__Brief__.
Write out all of the entries exactly, please.

__Data excerpts__.
— BEGIN —

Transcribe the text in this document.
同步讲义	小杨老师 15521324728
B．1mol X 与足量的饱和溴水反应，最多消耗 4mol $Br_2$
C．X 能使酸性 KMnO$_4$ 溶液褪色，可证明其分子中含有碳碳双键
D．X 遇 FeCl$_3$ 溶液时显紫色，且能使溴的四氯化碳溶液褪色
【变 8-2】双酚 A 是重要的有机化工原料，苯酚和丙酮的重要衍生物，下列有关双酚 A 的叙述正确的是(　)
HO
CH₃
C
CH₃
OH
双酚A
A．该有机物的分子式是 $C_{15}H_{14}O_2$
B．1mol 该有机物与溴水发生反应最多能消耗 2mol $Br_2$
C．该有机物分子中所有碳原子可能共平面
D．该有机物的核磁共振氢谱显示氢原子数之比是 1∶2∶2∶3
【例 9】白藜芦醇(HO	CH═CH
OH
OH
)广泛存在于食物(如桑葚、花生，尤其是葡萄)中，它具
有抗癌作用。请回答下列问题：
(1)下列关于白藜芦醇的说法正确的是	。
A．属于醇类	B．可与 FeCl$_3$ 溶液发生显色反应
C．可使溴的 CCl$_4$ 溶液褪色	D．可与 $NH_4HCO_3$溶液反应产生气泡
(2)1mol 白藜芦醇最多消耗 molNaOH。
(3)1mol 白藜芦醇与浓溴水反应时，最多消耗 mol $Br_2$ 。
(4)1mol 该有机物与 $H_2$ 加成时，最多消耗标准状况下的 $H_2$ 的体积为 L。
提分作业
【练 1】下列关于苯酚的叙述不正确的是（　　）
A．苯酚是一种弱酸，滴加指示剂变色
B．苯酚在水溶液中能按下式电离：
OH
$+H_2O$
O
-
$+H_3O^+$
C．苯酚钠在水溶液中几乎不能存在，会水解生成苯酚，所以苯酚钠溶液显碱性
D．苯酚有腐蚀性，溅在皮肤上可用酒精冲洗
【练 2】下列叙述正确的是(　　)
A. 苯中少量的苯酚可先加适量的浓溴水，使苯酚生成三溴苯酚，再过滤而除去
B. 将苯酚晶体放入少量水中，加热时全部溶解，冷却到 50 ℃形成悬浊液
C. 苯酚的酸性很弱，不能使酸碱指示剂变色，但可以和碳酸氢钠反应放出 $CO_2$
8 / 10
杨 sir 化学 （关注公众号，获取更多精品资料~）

— END —

__Result of this task__.
Transcribe the text in this document.
同步讲义	小杨老师 15521324728
B．1mol X 与足量的饱和溴水反应，最多消耗 4mol $Br_2$
C．X 能使酸性 KMnO$_4$ 溶液褪色，可证明其分子中含有碳碳双键
D．X 遇 FeCl$_3$ 溶液时显紫色，且能使溴的四氯化碳溶液褪色
【变 8-2】双酚 A 是重要的有机化工原料，苯酚和丙酮的重要衍生物，下列有关双酚 A 的叙述正确的是(　)
HO
CH₃
C
CH₃
OH
双酚A
A．该有机物的分子式是 $C_{15}H_{14}O_2$
B．1mol 该有机物与溴水发生反应最多能消耗 2mol $Br_2$
C．该有机物分子中所有碳原子可能共平面
D．该有机物的核磁共振氢谱显示氢原子数之比是 1∶2∶2∶3
【例 9】白藜芦醇(HO	CH═CH
OH
OH
)广泛存在于食物(如桑葚、花生，尤其是葡萄)中，它具
有抗癌作用。请回答下列问题：
(1)下列关于白藜芦醇的说法正确的是	。
A．属于醇类	B．可与 FeCl$_3$ 溶液发生显色反应
C．可使溴的 CCl$_4$ 溶液褪色	D．可与 $NH_4HCO_3$溶液反应产生气泡
(2)1mol 白藜芦醇最多消耗 molNaOH。
(3)1mol 白藜芦醇与浓溴水反应时，最多消耗 mol $Br_2$ 。
(4)1mol 该有机物与 $H_2$ 加成时，最多消耗标准状况下的 $H_2$ 的体积为 L。
提分作业
【练 1】下列关于苯酚的叙述不正确的是（　　）
A．苯酚是一种弱酸，滴加指示剂变色
B．苯酚在水溶液中能按下式电离：
OH
$+H_2O$
O
-
$+H_3O^+$
C．苯酚钠在水溶液中几乎不能存在，会水解生成苯酚，所以苯酚钠溶液显碱性
D．苯酚有腐蚀性，溅在皮肤上可用酒精冲洗
【练 2】下列叙述正确的是(　　)
A. 苯中少量的苯酚可先加适量的浓溴水，使苯酚生成三溴苯酚，再过滤而除去
B. 将苯酚晶体放入少量水中，加热时全部溶解，冷却到 50 ℃形成悬浊液
C. 苯酚的酸性很弱，不能使酸碱指示剂变色，但可以和碳酸氢钠反应放出 $CO_2$
8 / 10
杨 sir 化学 （关注公众号，获取更多精品资料~）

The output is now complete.